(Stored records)
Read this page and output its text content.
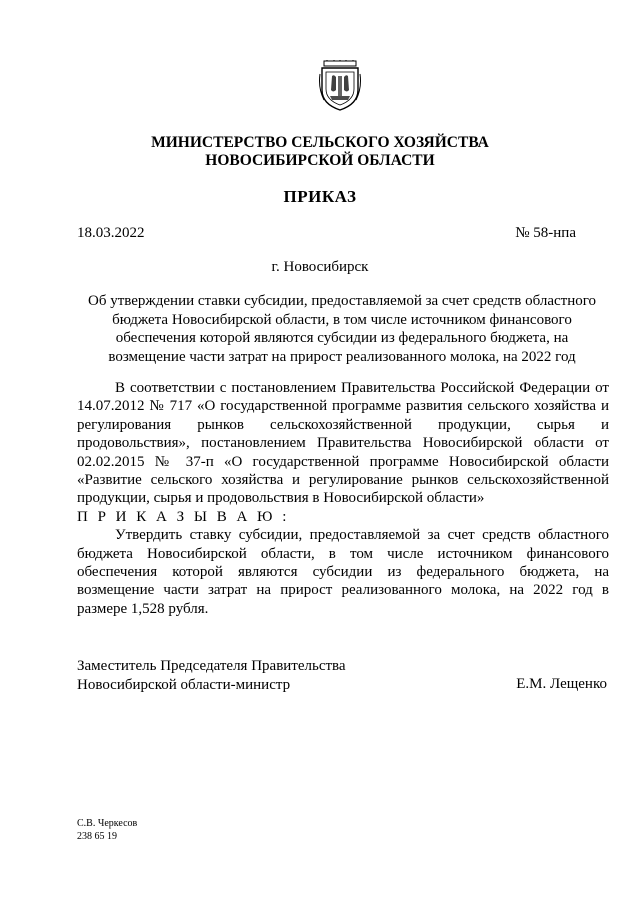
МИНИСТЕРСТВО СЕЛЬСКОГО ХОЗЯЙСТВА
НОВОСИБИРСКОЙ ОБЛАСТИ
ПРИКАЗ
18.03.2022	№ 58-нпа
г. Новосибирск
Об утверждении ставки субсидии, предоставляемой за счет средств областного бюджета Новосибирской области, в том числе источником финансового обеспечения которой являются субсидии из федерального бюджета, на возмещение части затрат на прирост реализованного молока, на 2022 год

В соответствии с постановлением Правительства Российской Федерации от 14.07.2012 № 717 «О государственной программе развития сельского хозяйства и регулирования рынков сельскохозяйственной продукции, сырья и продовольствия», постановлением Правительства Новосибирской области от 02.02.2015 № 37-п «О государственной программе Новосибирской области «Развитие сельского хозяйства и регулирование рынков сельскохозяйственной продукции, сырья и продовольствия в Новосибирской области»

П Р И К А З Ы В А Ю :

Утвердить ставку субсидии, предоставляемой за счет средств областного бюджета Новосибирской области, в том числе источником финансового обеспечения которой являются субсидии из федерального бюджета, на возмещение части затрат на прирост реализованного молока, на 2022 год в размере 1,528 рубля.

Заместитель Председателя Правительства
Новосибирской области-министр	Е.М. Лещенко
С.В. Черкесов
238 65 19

--

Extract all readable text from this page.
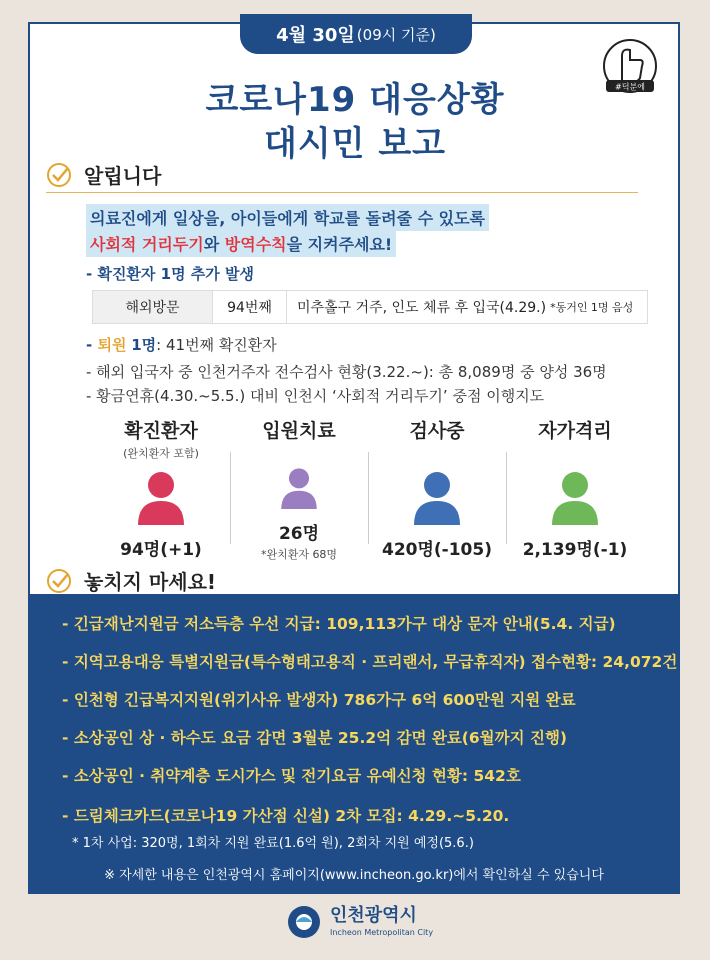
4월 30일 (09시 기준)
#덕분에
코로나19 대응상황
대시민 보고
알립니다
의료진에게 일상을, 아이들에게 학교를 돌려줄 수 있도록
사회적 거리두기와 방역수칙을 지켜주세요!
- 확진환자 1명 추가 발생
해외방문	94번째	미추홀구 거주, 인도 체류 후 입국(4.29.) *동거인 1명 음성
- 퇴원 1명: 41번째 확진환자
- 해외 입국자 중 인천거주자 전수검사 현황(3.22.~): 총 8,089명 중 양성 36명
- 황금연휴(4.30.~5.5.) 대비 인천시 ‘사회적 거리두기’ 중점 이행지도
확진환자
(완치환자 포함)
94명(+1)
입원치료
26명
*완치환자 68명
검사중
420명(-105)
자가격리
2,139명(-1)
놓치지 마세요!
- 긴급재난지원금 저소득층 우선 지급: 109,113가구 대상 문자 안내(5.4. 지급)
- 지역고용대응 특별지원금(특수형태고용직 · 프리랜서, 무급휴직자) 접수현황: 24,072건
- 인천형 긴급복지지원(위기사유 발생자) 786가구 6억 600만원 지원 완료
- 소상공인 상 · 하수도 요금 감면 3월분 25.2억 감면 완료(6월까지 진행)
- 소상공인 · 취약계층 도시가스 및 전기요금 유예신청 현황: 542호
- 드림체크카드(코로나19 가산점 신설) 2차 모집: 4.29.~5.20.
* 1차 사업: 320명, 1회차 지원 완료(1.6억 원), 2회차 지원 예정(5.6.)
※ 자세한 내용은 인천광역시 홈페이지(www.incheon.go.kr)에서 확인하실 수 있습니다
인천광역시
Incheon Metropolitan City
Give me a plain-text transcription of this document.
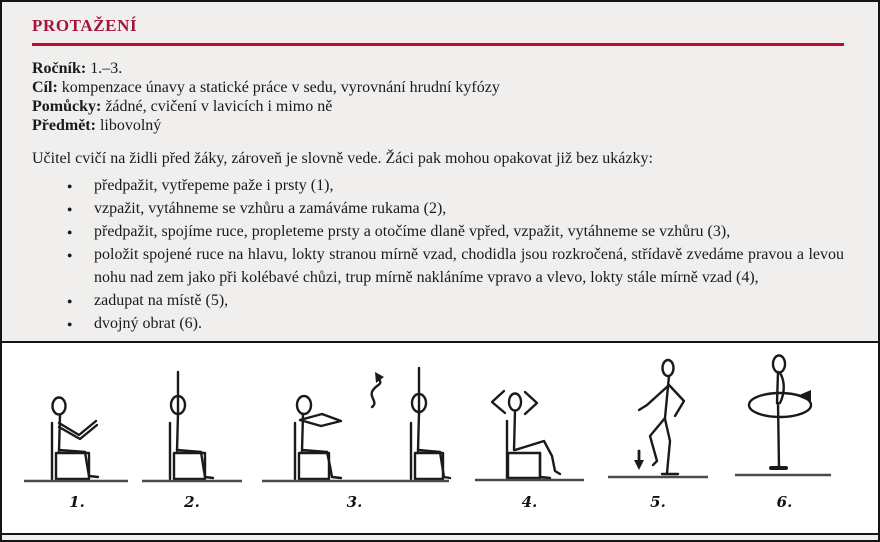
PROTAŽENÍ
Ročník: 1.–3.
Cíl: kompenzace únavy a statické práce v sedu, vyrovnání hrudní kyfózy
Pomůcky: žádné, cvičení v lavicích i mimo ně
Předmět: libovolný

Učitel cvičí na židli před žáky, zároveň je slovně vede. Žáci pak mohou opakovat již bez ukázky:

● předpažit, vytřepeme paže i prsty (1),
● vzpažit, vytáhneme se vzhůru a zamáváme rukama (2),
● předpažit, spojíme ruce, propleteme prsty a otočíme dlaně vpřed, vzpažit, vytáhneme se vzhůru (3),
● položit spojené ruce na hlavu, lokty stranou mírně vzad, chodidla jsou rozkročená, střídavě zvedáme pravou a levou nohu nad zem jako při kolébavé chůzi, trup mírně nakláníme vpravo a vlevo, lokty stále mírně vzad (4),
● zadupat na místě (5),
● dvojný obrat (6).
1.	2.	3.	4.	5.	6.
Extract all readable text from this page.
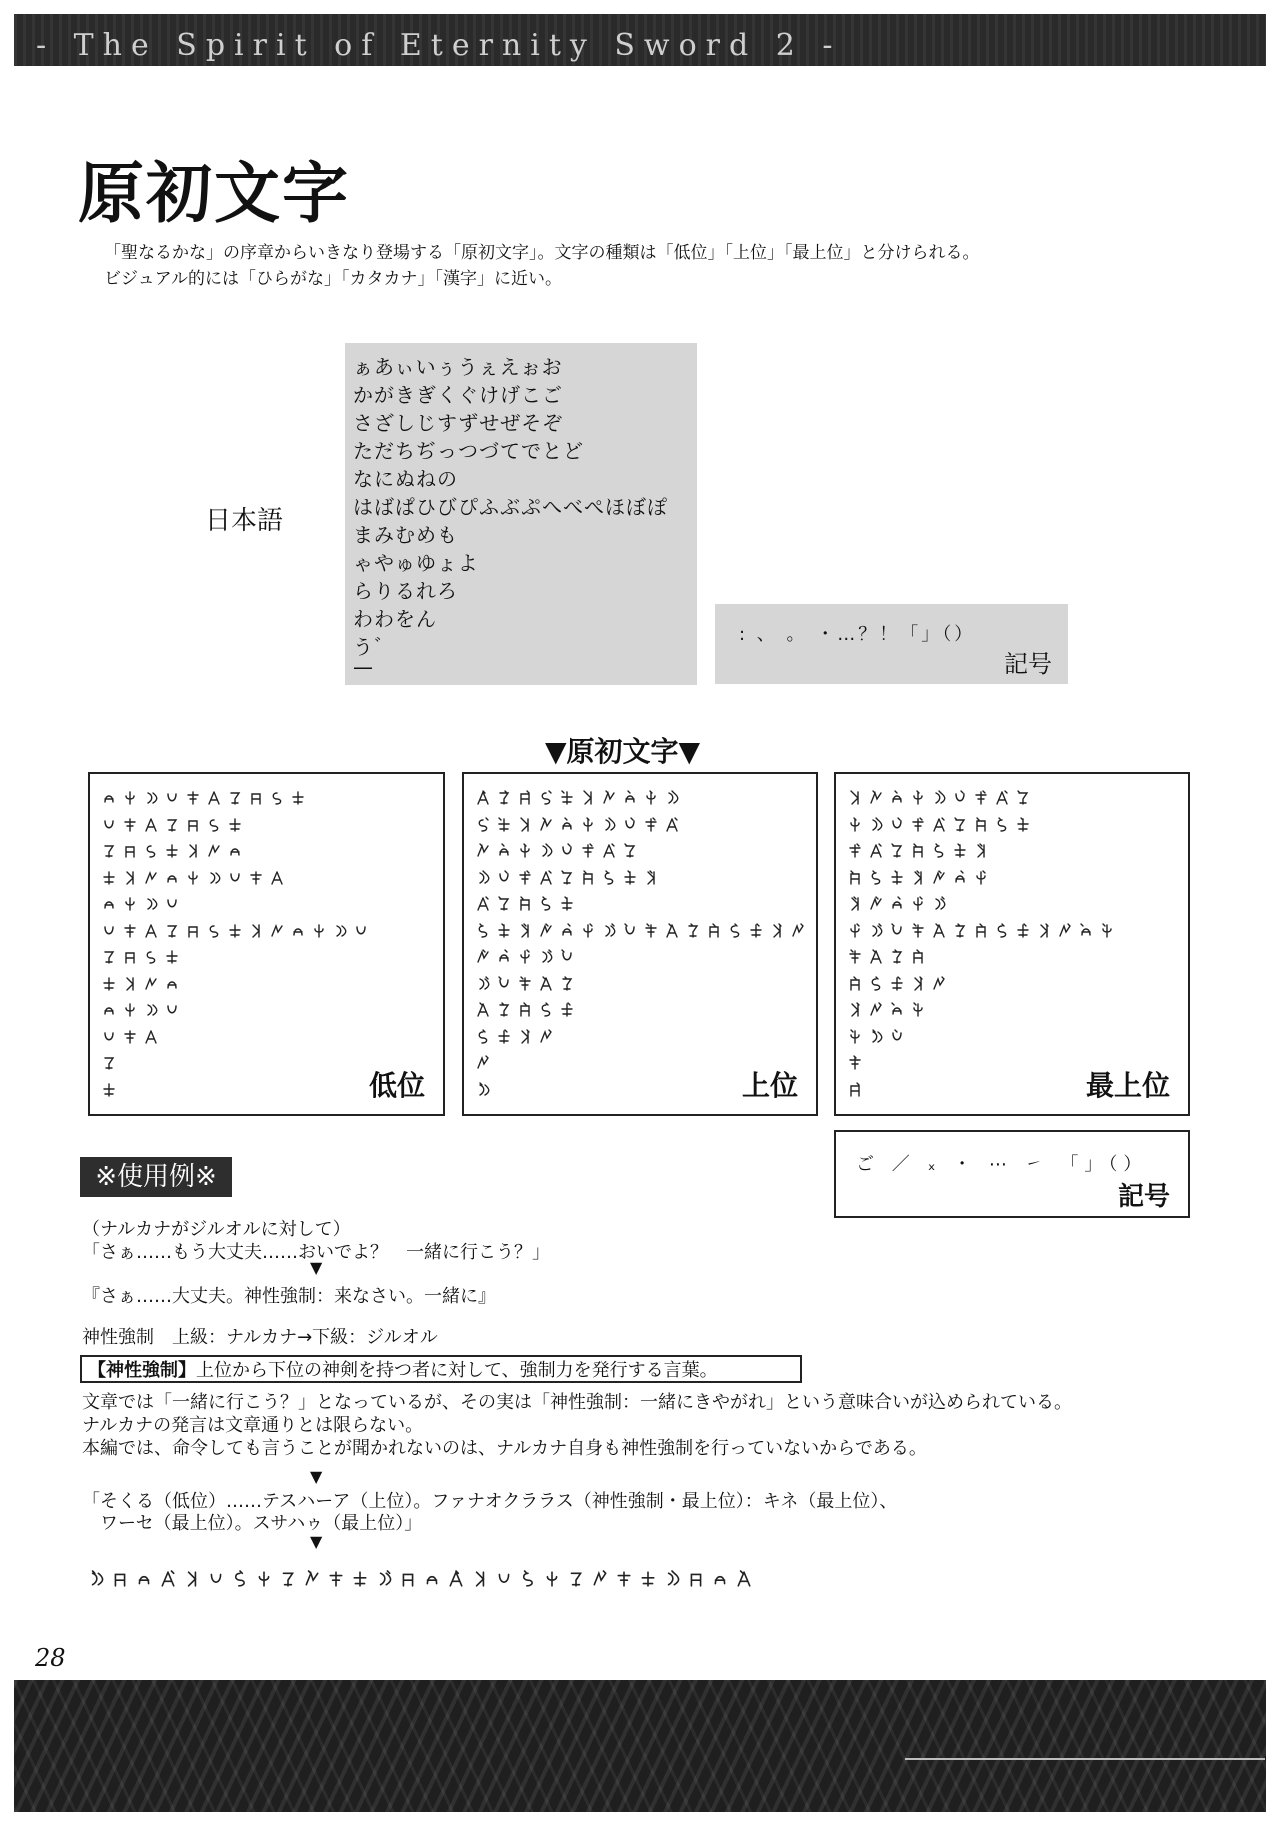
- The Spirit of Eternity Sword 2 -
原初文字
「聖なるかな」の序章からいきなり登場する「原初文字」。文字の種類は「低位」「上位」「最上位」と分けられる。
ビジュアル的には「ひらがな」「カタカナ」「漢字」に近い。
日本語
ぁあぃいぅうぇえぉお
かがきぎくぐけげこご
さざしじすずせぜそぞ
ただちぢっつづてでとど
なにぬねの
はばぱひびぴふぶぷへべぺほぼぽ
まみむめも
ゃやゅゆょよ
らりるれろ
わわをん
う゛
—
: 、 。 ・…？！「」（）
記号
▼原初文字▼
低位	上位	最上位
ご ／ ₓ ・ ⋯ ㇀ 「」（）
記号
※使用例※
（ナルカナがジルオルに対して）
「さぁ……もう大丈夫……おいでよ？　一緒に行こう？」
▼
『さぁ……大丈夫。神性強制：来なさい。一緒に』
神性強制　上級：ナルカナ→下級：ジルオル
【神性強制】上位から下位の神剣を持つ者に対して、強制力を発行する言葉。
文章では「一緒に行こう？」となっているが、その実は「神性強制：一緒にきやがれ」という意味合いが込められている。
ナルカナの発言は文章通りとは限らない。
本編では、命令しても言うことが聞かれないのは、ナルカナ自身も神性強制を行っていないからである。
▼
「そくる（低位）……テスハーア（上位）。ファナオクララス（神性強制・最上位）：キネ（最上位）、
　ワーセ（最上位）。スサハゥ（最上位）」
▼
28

* * *

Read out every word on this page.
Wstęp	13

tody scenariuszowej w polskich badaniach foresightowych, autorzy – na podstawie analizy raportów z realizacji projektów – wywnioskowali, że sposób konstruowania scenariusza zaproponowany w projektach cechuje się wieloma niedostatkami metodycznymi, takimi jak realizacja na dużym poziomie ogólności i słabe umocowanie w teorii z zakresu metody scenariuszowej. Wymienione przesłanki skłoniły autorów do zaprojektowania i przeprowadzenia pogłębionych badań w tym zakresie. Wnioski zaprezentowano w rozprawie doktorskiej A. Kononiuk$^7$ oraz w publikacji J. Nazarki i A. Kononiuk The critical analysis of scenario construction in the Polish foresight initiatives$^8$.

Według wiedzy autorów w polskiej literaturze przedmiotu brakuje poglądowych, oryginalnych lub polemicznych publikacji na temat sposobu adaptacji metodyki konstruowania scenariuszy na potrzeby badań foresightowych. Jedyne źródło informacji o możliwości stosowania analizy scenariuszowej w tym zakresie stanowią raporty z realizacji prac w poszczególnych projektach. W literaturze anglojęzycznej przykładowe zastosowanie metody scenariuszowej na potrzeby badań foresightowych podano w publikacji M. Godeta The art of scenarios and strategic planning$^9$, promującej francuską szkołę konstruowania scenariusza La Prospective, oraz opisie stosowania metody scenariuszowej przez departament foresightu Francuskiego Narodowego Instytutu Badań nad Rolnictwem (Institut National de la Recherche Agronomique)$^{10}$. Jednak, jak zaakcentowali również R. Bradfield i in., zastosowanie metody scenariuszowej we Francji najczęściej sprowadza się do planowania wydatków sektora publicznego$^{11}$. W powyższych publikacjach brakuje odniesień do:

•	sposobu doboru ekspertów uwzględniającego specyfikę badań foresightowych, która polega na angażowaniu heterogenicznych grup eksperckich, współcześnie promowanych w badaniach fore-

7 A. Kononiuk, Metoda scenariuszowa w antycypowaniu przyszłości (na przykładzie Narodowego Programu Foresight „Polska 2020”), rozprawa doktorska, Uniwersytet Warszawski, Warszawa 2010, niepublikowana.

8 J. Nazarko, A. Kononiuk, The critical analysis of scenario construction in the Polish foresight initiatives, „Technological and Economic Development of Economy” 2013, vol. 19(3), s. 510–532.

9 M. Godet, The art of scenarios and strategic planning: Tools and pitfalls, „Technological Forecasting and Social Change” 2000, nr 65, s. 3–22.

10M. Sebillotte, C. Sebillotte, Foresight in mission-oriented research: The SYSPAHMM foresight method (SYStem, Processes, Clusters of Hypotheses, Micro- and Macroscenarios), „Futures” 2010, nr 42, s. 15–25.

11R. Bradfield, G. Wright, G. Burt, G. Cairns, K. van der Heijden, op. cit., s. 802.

THE EXERCISE:
Return each line that includes "text".

EXERCISE SOLUTION:
Read this page and output its text content.
Extract all readable text from this page.
Give me a plain-text transcription of this document.
Extract all readable text from this page.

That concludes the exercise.